Okuma Metni
Zorla Kadın Sünnetine, Tacize ve Zorla Evlendirilmeye Maruz Kalan Bir Seks İşçisinin Cezaevinde İdamla Biten Gerçek Hikayesi
1. Firdevs'in hayattaki ilk zorluğu sünnet edilmesiyle başlar.
2. Zaten sevgisiz büyümüş çocuk, üvey annesi ve babasının ölmesiyle iyice yalnız kalır. Amcası Firdevs'e bakmaya başlar.
3. Çocuk yaşta amcasının tacizine uğrar.
4. Amcasının evlenmesiyle küçük kız artık evde istenmez, bir bahaneyle yatılı okula gönderilir.
5. Ortaokulu da bitirince yengesinin yaşlı amcası ile evlendirilir.
6. Kocasının baskılarına ve şiddetine dayanamayan Firdevs, bir süre sonra evden kaçar.
7. Kahvede tanıştığı Beyumi, iş bulana kadar kendisinde kalmasını teklif eder.
8. Beyumi zamanla "sahip çıkma" ihtiyacı hisseder. Genç kadın iş arayacağını söylediğinde bunu yediremez ve şiddet gösterir.
9. Beyumi’nin yanından kaçan Firdevs, Nil Nehri kıyısında Şerife isminde bir seks işçisiyle tanışır ve onun yanına taşınıp seks işçiliğini öğrenir.
10. Şerife'nin kendisini kullandığını anlayan Firdevs, Şerife'nin yanında ayrılıp tek başına çalışmaya başlar.
11. Müşterisinden saygıdeğer olmadığına dair sözleri işittikten sonra şerefli bir hayat sürmek için memurluk yapmaya başlar.
12. İş yerinde aşık olduğu adamın onu kandırması Firdevs'i hayal kırıklığına uğratır, eski işine döner.
13. Özgür bir hayat sürmeyi planlayan Firdevs, randevularını ayarlama teklifini reddettiği Marzuk isimli adam tarafından sürekli engellenir.
Üzerinden kazanç sağlamaya çalışan Marzuk, genç kadının kazancını elde etmede ısrarcı davranır. Tanıdığı insanları kullanıp, gücünü gösterip, zaman zaman ise fiziksel gücünü göstererek Firdevs’i köşeye sıkıştırır.
14. Firdevs, artık Mazruk'un şiddetine dayanamaz ve karşılık verir.
Hayatı boyunca hayatındaki insanlardan şiddet gören Firdevs, ilk defa karşılık verir. Kendisine saldıran Mazruk'un boynuna bıçağı hiç düşünmeden saplar.

Verilen Bilgiler
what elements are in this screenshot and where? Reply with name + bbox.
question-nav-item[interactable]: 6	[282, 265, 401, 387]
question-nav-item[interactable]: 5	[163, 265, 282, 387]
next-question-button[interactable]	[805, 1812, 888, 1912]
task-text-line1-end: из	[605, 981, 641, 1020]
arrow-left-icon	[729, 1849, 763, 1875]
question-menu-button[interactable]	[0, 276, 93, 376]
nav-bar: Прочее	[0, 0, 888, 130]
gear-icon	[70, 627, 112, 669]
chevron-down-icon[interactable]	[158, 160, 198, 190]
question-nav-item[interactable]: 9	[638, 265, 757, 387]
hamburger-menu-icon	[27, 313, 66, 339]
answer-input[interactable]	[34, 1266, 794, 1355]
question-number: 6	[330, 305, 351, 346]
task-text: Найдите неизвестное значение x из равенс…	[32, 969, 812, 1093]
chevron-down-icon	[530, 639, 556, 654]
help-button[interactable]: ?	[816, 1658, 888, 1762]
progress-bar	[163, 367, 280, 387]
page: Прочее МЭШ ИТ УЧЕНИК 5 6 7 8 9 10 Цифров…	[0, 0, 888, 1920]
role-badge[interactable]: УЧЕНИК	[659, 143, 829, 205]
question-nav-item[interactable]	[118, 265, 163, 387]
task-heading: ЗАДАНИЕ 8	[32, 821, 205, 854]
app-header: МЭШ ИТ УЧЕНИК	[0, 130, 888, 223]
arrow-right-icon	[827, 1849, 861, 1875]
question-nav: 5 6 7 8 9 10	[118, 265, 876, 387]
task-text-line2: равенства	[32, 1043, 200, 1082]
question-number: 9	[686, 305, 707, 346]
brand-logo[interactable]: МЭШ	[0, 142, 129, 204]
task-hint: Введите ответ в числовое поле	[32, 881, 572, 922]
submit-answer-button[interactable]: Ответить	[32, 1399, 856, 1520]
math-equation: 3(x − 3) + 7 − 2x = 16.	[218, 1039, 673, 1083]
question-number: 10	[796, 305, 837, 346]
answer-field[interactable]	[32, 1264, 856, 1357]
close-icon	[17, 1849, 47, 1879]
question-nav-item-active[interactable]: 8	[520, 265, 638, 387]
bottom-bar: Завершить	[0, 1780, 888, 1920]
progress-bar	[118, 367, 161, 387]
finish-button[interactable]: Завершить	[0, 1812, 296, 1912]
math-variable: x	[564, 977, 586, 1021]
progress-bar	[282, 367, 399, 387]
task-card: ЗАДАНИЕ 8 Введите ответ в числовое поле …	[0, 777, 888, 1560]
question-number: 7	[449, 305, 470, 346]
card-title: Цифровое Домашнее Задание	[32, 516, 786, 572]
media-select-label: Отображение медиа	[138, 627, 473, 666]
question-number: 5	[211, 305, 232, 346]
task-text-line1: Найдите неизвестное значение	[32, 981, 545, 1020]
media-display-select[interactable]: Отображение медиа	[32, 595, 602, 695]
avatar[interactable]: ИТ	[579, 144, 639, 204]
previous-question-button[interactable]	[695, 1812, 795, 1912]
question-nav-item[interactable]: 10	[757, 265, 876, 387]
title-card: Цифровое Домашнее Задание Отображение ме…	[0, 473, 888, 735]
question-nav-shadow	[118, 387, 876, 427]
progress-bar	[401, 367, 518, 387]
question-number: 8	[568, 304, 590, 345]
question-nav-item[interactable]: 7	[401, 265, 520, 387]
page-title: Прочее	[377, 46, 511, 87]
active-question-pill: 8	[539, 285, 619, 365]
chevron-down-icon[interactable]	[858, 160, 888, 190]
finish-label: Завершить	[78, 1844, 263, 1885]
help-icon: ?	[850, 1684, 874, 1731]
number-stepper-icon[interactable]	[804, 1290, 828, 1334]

Yapılacak Çalışmalar
A) Firdevs'in hikâyesine göre Firdevs, Nil Nehri kıyısında kiminle tanışır?
B) Firdevs'in hikâyesinde "Üzerinden kazanç sağlamaya" ile "hiç düşünmeden saplar." arasındaki bölümü, bu iki ifade de dahil olmak üzere, lütfen hiç değiştirmeden alıntılayın.
C) Firdevs'in hikâyesine göre Marzuk, Firdevs'i köşeye sıkıştırmak için hangi yolları kullanır? Hepsini sıralayın.

Alıştırma Çözümleri
A) Şerife isminde bir seks işçisiyle.

B)
Üzerinden kazanç sağlamaya çalışan Marzuk, genç kadının kazancını elde etmede ısrarcı davranır. Tanıdığı insanları kullanıp, gücünü gösterip, zaman zaman ise fiziksel gücünü göstererek Firdevs’i köşeye sıkıştırır.
14. Firdevs, artık Mazruk'un şiddetine dayanamaz ve karşılık verir.
Hayatı boyunca hayatındaki insanlardan şiddet gören Firdevs, ilk defa karşılık verir. Kendisine saldıran Mazruk'un boynuna bıçağı hiç düşünmeden saplar.

C)
- Tanıdığı insanları kullanır.
- Gücünü gösterir.
- Zaman zaman fiziksel gücünü gösterir.